* _What the task asks_:
Go through the listing and return every line with "Test" in it.

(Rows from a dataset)
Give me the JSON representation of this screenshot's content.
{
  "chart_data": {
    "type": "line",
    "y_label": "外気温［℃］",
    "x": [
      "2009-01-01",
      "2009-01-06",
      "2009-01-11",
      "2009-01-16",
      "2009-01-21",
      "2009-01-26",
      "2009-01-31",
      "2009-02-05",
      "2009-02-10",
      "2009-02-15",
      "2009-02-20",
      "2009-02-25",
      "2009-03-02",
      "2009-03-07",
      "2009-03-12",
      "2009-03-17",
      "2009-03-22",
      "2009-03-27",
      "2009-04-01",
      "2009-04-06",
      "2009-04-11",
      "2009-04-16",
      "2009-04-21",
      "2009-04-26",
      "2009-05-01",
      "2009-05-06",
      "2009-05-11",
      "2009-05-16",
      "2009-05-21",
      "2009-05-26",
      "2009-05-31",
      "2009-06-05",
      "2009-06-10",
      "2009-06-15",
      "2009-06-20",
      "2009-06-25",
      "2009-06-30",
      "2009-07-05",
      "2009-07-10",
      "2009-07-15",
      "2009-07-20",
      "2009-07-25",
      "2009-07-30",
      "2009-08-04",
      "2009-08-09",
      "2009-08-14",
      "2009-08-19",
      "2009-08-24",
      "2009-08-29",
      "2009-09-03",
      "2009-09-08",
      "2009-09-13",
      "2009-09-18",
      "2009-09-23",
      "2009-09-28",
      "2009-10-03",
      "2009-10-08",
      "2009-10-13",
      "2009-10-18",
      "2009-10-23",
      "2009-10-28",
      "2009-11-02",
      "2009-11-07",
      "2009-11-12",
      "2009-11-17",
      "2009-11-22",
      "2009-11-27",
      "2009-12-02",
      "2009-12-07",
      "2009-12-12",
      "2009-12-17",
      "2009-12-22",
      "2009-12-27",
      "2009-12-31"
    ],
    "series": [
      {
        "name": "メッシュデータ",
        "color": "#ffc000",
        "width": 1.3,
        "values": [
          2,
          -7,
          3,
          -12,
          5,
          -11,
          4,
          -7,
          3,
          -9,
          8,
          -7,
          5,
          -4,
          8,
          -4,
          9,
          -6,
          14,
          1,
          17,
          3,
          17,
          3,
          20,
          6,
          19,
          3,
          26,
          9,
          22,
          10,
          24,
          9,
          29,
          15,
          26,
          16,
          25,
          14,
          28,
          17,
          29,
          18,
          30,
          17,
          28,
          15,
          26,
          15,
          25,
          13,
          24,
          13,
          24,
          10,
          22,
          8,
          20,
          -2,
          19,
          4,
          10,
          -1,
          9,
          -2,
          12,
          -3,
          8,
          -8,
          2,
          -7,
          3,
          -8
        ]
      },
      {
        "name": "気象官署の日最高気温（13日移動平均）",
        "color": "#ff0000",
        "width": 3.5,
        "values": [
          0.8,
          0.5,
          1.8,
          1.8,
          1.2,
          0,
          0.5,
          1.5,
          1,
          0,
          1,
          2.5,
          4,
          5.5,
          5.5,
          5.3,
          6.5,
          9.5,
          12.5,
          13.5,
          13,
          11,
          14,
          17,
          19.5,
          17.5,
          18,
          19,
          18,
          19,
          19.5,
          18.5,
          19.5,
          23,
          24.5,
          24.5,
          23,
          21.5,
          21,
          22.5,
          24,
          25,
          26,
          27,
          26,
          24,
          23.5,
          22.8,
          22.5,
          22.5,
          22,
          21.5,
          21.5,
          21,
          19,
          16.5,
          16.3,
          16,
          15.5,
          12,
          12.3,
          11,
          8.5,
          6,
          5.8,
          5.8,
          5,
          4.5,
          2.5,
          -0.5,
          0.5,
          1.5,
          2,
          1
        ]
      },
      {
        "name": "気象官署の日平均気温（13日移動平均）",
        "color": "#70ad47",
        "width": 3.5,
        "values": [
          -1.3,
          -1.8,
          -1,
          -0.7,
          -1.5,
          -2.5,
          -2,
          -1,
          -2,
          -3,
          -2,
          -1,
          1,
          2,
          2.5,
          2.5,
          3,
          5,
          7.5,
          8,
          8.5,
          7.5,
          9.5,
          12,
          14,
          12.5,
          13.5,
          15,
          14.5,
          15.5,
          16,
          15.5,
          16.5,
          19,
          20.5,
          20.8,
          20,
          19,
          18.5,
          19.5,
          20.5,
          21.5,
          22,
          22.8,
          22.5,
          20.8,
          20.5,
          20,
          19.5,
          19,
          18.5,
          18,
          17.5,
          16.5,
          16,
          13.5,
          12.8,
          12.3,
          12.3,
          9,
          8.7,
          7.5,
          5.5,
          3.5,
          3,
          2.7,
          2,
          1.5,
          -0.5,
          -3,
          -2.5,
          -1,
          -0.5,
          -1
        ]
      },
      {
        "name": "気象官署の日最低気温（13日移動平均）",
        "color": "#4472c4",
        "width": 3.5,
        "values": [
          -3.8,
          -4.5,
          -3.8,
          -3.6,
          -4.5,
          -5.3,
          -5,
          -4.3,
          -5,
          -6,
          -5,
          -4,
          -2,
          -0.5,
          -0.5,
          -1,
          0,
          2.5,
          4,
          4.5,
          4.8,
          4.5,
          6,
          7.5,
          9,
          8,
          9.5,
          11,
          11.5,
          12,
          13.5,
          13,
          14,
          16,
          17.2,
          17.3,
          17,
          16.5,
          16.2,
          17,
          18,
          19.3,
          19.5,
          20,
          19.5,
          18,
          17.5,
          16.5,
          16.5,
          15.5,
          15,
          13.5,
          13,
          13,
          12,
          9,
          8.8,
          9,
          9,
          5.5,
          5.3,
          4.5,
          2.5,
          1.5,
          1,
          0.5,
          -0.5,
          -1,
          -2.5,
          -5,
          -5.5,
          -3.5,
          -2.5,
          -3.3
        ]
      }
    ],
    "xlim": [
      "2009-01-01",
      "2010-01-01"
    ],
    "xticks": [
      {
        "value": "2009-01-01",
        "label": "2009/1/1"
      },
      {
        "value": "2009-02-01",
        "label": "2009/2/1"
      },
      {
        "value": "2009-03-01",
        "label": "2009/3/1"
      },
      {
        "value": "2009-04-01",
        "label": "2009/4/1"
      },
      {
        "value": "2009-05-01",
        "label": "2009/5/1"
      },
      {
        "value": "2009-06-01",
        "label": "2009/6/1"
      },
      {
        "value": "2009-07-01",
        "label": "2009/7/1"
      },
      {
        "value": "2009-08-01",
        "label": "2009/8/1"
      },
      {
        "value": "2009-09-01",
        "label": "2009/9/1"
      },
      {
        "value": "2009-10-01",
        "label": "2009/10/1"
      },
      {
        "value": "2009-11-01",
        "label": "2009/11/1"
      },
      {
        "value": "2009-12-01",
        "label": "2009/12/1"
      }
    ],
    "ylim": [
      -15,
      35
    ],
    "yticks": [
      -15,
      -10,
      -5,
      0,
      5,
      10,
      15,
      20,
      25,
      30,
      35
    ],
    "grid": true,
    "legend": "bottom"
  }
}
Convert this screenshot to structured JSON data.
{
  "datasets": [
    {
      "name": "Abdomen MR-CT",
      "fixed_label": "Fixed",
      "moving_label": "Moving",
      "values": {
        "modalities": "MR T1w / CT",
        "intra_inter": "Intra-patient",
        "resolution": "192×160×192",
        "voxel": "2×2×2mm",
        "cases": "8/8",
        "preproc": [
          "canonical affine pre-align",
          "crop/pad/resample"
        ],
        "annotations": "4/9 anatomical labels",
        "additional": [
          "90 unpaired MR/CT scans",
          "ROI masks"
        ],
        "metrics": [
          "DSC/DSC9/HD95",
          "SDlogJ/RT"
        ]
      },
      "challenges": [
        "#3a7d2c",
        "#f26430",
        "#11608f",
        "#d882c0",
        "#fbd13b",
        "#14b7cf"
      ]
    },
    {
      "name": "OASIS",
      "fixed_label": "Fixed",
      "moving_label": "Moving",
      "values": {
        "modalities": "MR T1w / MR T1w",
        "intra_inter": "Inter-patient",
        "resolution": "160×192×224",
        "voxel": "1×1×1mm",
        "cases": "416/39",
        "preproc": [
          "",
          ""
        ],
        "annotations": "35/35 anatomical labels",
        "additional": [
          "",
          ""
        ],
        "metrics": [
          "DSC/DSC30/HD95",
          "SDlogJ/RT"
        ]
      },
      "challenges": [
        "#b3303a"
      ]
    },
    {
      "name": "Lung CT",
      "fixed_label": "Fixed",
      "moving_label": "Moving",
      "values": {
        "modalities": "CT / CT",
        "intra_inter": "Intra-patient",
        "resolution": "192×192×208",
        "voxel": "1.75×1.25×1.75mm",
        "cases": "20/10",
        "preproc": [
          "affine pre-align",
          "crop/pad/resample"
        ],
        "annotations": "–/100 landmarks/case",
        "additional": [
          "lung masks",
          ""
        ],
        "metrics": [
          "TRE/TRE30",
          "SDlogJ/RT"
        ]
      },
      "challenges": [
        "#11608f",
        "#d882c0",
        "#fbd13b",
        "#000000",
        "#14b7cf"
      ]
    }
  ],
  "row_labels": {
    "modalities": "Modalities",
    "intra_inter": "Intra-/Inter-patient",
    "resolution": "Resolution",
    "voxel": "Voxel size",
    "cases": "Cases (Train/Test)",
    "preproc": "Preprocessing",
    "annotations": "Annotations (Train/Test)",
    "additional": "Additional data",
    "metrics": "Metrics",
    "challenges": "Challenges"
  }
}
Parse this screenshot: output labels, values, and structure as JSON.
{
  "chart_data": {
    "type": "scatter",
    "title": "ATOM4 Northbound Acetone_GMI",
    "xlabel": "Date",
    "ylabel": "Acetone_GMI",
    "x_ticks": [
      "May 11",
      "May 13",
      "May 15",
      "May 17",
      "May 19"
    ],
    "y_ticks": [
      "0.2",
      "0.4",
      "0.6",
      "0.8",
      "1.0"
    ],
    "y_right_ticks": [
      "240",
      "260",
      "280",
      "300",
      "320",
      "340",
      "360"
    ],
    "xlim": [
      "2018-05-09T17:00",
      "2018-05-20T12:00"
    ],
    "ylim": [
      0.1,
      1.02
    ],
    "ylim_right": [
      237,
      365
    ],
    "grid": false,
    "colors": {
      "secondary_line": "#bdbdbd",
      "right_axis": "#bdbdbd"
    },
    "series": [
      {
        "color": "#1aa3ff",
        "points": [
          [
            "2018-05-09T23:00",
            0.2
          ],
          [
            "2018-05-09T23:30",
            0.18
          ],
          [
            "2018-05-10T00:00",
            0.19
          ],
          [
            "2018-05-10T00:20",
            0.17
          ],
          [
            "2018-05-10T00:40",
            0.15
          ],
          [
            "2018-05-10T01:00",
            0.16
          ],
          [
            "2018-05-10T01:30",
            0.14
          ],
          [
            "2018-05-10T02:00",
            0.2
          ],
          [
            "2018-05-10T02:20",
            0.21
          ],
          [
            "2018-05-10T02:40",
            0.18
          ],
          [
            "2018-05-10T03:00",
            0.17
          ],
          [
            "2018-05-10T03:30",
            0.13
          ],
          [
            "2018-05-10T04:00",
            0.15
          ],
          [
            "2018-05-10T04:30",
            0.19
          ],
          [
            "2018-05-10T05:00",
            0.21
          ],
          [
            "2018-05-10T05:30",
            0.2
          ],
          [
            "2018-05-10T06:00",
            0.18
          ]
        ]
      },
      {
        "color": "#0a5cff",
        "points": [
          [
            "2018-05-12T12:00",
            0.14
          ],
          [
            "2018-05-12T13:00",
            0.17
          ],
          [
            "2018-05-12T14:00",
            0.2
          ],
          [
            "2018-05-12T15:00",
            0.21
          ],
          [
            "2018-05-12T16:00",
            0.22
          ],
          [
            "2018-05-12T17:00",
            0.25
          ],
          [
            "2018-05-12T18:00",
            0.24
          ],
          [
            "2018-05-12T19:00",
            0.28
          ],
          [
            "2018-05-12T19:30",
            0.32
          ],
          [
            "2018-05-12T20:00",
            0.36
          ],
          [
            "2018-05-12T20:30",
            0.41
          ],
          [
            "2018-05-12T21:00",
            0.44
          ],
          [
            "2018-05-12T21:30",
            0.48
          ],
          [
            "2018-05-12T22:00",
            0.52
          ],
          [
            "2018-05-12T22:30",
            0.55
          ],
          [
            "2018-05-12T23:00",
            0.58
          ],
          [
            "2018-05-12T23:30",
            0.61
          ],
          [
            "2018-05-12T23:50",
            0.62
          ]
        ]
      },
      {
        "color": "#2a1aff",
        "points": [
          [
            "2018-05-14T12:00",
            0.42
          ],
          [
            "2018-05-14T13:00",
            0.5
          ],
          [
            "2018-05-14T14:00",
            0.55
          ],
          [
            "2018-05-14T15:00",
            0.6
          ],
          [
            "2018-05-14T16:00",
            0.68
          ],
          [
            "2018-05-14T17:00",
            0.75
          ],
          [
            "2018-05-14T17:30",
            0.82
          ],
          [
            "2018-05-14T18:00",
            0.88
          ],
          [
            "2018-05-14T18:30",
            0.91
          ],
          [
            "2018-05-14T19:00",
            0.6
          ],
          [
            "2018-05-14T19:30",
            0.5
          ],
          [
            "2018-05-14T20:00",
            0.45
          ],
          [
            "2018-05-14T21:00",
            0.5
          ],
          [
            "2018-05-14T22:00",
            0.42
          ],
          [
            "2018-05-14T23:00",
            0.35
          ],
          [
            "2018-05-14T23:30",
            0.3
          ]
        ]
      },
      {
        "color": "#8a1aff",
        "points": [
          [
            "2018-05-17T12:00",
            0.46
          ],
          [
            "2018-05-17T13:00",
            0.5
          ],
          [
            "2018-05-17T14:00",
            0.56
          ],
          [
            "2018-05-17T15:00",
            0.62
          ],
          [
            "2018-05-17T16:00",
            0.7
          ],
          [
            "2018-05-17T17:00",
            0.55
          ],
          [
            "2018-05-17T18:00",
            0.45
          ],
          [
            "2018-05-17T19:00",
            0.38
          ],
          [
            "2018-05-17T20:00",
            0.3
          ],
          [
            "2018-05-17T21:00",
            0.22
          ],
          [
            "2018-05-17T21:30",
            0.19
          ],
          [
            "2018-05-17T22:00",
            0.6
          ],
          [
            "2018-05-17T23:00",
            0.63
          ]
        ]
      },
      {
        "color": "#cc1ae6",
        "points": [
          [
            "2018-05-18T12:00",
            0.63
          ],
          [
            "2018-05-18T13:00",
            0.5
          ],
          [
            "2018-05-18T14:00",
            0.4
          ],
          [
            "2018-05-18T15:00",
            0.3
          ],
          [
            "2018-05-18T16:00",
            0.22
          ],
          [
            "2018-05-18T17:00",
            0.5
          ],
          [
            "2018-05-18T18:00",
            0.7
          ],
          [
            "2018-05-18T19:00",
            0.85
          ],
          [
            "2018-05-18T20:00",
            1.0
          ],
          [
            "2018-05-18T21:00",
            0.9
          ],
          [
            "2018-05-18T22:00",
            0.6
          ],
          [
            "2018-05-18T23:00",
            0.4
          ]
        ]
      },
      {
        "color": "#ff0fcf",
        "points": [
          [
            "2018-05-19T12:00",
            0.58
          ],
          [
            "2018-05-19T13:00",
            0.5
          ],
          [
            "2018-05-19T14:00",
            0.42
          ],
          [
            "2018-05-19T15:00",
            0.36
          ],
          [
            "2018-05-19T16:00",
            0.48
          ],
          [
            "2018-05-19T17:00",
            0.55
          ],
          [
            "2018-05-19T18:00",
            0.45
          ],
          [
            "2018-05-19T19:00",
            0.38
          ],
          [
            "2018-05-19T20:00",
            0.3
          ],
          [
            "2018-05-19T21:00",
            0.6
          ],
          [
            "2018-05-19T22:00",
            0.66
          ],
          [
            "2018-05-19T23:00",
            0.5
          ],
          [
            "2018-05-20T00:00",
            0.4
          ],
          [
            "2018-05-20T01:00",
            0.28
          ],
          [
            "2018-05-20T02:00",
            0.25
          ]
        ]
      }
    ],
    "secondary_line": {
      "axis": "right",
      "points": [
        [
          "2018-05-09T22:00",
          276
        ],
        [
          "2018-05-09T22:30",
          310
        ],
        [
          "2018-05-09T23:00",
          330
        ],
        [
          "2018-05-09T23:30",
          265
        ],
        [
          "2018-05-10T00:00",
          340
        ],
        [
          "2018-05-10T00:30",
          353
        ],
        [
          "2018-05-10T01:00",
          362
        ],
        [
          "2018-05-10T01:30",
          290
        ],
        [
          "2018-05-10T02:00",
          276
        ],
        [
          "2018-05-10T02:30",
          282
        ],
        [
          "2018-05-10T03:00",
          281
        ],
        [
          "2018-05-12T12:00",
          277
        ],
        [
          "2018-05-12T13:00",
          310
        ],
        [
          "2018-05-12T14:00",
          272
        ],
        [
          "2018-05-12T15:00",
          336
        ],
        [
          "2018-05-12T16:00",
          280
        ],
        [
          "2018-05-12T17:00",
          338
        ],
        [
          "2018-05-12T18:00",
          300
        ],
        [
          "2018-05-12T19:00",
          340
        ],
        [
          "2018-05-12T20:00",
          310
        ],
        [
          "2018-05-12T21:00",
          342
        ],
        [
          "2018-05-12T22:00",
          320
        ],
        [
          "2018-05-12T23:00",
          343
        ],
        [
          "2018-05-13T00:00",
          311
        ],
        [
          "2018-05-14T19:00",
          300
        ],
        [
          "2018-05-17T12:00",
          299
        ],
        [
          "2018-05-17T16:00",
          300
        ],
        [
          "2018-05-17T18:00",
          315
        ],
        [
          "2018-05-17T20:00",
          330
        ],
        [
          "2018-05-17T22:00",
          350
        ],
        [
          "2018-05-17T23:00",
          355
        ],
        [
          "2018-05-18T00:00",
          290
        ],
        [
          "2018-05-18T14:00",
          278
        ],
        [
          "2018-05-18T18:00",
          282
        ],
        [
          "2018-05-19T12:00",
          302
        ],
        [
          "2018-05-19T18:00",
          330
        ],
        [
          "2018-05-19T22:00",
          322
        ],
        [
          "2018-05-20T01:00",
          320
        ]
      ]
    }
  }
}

* _Reply_:
    "cases": "Cases (Train/Test)",
    "annotations": "Annotations (Train/Test)",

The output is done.